**Problem requirements**
Where does the string "white" appear? Copy every line of the entries below that holds it.

**Given records**
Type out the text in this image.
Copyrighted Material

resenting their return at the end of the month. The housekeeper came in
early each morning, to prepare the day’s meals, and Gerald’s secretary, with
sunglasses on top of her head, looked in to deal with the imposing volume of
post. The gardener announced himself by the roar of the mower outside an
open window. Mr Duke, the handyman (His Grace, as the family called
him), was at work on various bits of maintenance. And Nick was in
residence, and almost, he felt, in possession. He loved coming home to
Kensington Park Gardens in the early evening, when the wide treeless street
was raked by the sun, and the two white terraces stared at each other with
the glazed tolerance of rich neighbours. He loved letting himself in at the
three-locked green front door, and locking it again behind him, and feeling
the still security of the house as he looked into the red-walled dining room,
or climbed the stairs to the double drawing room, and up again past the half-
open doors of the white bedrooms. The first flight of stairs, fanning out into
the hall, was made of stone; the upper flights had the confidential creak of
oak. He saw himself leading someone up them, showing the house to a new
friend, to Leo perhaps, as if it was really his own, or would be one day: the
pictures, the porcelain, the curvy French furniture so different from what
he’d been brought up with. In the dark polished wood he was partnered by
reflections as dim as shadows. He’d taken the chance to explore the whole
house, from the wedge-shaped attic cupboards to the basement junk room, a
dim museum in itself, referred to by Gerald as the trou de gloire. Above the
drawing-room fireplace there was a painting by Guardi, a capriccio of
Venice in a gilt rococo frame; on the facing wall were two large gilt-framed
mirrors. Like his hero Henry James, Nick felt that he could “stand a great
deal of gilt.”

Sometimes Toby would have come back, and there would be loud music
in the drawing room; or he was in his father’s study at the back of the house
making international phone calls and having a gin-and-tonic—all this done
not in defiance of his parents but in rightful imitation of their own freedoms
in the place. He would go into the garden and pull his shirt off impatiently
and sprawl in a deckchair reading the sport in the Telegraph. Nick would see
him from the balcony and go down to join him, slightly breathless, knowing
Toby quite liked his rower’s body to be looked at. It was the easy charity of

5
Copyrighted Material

**Full answer**
was raked by the sun, and the two white terraces stared at each other with
open doors of the white bedrooms. The first flight of stairs, fanning out into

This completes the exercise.